### [What is needed]
Narrow the data below down to the lines containing "type".

### [Given records]
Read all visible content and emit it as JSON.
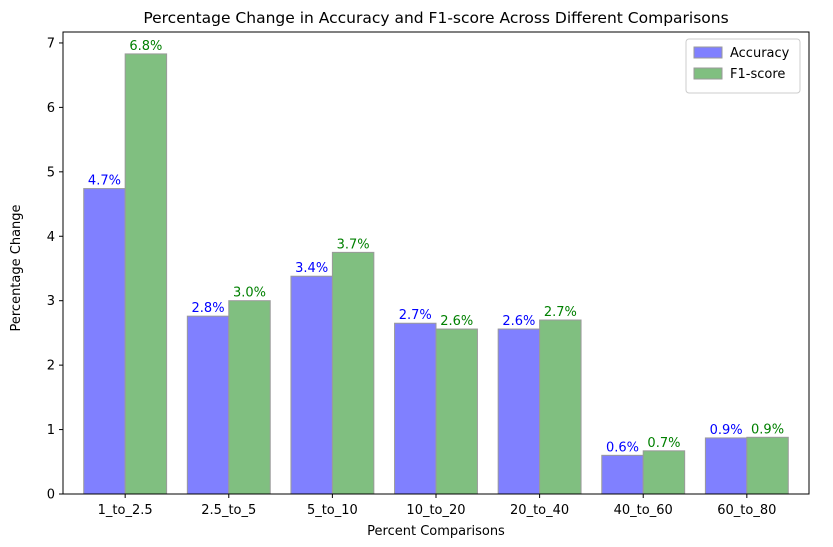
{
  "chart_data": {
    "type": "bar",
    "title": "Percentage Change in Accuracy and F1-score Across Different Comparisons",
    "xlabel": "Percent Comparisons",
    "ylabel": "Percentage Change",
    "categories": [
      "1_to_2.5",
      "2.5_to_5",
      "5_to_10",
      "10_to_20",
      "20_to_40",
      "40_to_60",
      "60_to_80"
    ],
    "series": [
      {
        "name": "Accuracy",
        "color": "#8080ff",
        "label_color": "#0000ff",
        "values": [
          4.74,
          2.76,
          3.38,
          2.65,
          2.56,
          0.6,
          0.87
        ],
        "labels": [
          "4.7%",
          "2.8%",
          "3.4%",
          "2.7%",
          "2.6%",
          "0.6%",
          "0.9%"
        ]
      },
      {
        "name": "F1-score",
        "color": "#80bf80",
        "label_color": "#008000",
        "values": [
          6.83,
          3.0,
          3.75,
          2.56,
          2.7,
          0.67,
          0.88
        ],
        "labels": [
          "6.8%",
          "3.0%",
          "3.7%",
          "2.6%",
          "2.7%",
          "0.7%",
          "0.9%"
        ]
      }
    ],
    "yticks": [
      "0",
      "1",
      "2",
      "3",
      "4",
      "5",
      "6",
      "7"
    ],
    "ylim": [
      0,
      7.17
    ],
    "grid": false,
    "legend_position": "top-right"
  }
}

* * *

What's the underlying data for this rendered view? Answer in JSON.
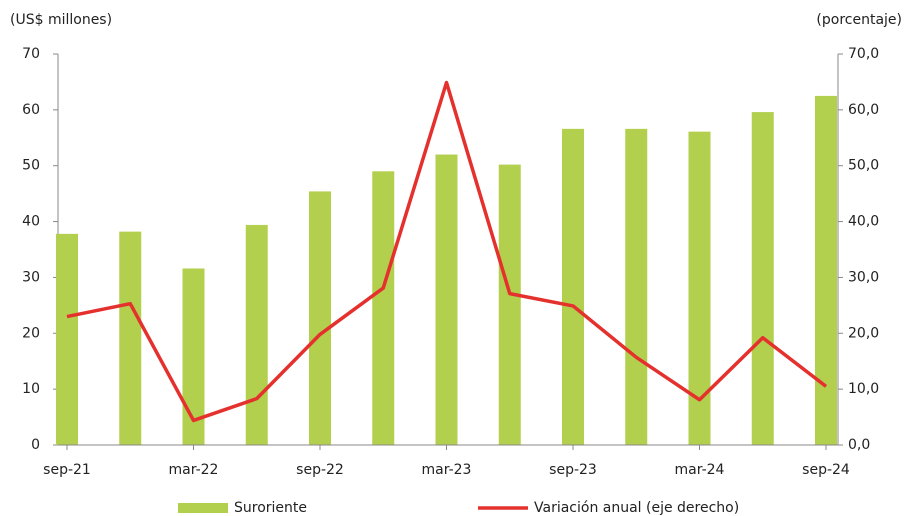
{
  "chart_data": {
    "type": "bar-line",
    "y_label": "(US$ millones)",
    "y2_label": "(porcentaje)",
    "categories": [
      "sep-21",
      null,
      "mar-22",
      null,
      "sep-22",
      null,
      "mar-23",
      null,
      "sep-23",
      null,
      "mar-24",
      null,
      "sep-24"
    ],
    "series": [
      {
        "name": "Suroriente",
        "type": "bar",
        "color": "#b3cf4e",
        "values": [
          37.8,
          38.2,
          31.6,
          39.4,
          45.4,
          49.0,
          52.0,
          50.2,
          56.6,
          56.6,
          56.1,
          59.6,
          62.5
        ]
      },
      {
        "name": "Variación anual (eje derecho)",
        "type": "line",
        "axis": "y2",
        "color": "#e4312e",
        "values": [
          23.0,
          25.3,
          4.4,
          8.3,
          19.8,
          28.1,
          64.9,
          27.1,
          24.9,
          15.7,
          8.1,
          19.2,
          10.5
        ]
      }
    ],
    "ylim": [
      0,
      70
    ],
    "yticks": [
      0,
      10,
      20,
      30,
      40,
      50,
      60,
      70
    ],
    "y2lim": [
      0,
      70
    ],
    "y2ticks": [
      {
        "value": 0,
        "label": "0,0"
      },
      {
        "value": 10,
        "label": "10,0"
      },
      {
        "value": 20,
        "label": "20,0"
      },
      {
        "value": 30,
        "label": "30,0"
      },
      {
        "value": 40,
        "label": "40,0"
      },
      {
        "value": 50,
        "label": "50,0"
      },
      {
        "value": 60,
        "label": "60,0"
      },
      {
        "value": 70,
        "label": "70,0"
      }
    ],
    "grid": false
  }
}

==

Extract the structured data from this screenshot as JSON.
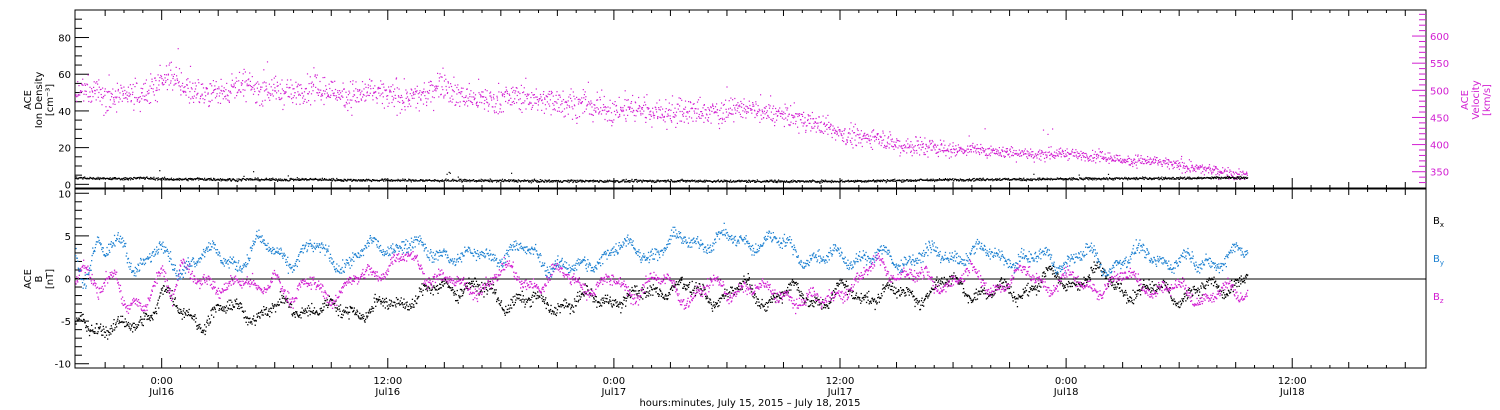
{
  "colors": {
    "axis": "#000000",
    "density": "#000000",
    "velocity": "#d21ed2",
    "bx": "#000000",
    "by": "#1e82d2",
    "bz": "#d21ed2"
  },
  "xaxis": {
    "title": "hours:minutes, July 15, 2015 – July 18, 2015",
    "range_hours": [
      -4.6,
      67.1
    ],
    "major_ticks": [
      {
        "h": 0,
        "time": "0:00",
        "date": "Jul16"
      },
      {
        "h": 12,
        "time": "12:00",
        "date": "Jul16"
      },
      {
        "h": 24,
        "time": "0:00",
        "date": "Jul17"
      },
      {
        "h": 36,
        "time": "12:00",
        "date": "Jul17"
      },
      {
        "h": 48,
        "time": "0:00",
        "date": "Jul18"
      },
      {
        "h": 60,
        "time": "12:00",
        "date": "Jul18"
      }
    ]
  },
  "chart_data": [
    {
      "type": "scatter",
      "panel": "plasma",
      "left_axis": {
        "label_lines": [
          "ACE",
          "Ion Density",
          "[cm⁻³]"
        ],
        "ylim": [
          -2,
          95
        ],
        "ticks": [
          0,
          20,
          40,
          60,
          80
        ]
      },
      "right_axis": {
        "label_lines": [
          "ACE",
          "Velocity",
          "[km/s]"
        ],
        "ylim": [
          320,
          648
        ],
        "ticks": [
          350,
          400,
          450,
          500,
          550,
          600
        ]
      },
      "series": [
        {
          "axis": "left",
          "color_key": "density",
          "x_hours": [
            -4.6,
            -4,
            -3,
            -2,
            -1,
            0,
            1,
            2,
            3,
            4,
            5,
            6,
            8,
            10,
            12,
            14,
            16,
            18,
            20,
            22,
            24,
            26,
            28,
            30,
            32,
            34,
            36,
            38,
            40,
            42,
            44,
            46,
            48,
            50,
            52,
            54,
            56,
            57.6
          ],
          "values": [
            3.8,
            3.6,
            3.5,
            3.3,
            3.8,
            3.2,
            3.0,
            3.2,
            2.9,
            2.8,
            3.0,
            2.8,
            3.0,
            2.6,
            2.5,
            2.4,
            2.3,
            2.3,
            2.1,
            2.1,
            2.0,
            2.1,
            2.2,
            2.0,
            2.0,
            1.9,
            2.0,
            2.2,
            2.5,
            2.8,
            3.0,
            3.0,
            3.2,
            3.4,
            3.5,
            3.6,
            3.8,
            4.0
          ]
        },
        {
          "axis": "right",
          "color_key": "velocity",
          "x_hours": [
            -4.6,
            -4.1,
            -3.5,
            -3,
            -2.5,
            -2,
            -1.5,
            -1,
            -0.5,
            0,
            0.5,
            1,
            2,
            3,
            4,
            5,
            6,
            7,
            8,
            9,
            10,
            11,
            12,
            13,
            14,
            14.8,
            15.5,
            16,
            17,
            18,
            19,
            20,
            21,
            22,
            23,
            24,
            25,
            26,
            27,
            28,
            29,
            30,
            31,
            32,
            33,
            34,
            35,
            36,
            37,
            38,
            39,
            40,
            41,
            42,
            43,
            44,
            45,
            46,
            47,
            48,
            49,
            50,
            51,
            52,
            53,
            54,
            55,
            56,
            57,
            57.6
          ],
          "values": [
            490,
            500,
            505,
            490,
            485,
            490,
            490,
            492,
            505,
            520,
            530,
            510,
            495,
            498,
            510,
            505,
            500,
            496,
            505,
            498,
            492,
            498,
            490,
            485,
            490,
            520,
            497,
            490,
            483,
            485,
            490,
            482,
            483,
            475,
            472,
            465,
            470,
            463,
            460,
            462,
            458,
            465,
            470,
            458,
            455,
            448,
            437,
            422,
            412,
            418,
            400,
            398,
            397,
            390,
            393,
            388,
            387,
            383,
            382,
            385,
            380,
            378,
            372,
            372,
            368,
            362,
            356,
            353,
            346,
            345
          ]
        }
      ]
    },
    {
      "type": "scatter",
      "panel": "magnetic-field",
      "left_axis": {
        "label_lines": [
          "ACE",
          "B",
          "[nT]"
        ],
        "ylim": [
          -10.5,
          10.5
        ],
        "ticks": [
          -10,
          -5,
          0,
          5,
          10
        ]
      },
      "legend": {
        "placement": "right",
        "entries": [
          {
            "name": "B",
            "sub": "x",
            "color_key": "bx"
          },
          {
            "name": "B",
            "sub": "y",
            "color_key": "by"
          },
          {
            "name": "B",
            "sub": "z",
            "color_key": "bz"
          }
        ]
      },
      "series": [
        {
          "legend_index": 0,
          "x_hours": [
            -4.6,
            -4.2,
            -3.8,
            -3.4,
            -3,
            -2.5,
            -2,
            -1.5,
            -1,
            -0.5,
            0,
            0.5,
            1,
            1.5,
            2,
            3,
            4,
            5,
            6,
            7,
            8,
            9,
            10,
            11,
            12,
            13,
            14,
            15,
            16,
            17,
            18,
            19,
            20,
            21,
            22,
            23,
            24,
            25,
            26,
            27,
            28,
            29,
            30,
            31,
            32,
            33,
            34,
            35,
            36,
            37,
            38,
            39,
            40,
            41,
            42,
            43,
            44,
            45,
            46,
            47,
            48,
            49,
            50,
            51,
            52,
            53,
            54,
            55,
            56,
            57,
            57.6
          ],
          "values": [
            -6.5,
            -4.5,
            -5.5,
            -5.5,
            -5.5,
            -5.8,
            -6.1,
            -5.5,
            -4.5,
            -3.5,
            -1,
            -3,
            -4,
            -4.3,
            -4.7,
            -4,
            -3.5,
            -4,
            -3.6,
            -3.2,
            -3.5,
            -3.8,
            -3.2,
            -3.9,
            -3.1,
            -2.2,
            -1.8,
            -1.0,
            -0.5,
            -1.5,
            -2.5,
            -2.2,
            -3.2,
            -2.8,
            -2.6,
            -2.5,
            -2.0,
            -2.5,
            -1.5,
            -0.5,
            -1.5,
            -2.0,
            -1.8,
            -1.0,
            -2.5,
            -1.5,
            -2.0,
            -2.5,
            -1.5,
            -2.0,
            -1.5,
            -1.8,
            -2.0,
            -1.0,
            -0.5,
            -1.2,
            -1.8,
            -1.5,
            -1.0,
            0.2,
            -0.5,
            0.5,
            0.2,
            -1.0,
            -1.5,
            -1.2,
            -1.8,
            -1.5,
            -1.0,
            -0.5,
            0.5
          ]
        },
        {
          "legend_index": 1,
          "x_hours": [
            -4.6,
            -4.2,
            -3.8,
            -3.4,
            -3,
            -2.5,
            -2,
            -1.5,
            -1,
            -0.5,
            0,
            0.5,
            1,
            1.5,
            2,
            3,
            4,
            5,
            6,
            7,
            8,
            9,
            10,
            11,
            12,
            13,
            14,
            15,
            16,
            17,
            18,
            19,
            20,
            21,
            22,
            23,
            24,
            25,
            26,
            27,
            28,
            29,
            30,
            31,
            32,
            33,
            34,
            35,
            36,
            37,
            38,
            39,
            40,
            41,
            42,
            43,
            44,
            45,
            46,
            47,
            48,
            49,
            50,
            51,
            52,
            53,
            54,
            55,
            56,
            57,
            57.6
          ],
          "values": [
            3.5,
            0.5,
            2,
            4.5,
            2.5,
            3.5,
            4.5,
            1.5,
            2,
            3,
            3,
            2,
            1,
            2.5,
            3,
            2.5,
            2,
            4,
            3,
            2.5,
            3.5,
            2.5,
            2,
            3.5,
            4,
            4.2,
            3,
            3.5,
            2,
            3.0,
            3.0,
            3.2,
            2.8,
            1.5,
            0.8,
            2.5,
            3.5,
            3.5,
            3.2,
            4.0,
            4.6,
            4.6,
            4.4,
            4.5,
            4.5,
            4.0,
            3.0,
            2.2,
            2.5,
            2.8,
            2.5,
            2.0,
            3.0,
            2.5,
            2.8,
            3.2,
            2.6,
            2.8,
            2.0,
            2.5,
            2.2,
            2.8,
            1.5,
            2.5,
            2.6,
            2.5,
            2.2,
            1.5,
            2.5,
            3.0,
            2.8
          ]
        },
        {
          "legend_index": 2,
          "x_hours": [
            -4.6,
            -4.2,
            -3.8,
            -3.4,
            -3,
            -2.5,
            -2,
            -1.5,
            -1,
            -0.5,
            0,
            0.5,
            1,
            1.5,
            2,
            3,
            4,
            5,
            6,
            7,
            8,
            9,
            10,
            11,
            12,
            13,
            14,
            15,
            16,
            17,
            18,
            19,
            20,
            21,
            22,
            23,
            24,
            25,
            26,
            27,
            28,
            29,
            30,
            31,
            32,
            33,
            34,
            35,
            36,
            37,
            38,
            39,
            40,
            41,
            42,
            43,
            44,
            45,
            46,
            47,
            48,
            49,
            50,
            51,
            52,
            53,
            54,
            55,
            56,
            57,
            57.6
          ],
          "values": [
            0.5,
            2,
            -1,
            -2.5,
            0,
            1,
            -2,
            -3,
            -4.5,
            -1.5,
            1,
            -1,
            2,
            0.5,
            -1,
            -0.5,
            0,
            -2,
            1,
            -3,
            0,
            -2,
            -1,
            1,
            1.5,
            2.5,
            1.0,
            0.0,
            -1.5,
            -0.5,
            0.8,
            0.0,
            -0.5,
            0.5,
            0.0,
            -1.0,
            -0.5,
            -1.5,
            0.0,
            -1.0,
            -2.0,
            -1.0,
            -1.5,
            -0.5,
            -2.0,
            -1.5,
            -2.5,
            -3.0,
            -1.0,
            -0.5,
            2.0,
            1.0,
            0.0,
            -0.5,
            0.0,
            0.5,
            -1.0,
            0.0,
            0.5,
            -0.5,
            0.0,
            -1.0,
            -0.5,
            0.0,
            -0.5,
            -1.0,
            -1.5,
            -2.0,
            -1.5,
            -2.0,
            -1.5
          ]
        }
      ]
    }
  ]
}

### [Result for this exercise]
    "type": "bar",
    "type": "bar-line",
        "type": "bar",
        "type": "line",
      "type": "scatter",
      "type": "scatter",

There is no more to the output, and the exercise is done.